Extracted data
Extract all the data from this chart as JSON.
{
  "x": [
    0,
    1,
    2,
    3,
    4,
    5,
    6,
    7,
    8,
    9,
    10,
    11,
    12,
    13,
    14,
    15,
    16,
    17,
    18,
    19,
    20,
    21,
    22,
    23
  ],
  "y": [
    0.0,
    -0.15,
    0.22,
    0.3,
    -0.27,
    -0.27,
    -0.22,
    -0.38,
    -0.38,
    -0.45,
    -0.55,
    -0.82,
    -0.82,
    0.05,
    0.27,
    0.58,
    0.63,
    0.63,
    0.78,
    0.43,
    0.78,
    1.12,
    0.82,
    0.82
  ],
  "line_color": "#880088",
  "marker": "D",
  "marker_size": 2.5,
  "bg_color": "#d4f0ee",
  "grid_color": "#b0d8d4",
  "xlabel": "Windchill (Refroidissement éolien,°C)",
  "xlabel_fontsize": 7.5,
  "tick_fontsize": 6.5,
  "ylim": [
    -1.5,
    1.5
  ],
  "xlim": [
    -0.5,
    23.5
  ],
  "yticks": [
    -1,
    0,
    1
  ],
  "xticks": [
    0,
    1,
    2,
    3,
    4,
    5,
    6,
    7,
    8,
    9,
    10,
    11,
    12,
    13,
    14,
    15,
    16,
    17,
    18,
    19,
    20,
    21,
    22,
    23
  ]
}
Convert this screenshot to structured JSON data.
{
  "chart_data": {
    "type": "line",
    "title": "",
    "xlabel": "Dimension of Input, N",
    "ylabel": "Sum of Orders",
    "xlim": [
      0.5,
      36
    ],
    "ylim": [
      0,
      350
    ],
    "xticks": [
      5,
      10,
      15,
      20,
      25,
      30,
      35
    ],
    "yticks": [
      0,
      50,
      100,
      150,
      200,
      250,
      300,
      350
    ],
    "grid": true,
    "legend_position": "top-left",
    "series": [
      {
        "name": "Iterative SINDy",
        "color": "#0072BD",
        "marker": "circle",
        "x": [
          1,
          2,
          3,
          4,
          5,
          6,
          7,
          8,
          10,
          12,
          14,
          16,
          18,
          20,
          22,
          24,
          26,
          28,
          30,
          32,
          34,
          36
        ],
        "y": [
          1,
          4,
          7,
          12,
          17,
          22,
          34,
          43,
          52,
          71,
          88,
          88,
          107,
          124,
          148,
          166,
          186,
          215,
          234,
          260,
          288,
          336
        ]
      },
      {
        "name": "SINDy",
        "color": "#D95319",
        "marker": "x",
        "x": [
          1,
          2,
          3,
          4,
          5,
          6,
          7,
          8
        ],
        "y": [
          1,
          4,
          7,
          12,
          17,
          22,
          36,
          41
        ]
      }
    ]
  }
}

Prompt
Give the entries again in full, exactly as they are written.

Result of the task
Extract all the data from this chart as JSON.
{
  "x": [
    0,
    1,
    2,
    3,
    4,
    5,
    6,
    7,
    8,
    9,
    10,
    11,
    12,
    13,
    14,
    15,
    16,
    17,
    18,
    19,
    20,
    21,
    22,
    23
  ],
  "y": [
    0.0,
    -0.15,
    0.22,
    0.3,
    -0.27,
    -0.27,
    -0.22,
    -0.38,
    -0.38,
    -0.45,
    -0.55,
    -0.82,
    -0.82,
    0.05,
    0.27,
    0.58,
    0.63,
    0.63,
    0.78,
    0.43,
    0.78,
    1.12,
    0.82,
    0.82
  ],
  "line_color": "#880088",
  "marker": "D",
  "marker_size": 2.5,
  "bg_color": "#d4f0ee",
  "grid_color": "#b0d8d4",
  "xlabel": "Windchill (Refroidissement éolien,°C)",
  "xlabel_fontsize": 7.5,
  "tick_fontsize": 6.5,
  "ylim": [
    -1.5,
    1.5
  ],
  "xlim": [
    -0.5,
    23.5
  ],
  "yticks": [
    -1,
    0,
    1
  ],
  "xticks": [
    0,
    1,
    2,
    3,
    4,
    5,
    6,
    7,
    8,
    9,
    10,
    11,
    12,
    13,
    14,
    15,
    16,
    17,
    18,
    19,
    20,
    21,
    22,
    23
  ]
}
Convert this screenshot to structured JSON data.
{
  "chart_data": {
    "type": "line",
    "title": "",
    "xlabel": "Dimension of Input, N",
    "ylabel": "Sum of Orders",
    "xlim": [
      0.5,
      36
    ],
    "ylim": [
      0,
      350
    ],
    "xticks": [
      5,
      10,
      15,
      20,
      25,
      30,
      35
    ],
    "yticks": [
      0,
      50,
      100,
      150,
      200,
      250,
      300,
      350
    ],
    "grid": true,
    "legend_position": "top-left",
    "series": [
      {
        "name": "Iterative SINDy",
        "color": "#0072BD",
        "marker": "circle",
        "x": [
          1,
          2,
          3,
          4,
          5,
          6,
          7,
          8,
          10,
          12,
          14,
          16,
          18,
          20,
          22,
          24,
          26,
          28,
          30,
          32,
          34,
          36
        ],
        "y": [
          1,
          4,
          7,
          12,
          17,
          22,
          34,
          43,
          52,
          71,
          88,
          88,
          107,
          124,
          148,
          166,
          186,
          215,
          234,
          260,
          288,
          336
        ]
      },
      {
        "name": "SINDy",
        "color": "#D95319",
        "marker": "x",
        "x": [
          1,
          2,
          3,
          4,
          5,
          6,
          7,
          8
        ],
        "y": [
          1,
          4,
          7,
          12,
          17,
          22,
          36,
          41
        ]
      }
    ]
  }
}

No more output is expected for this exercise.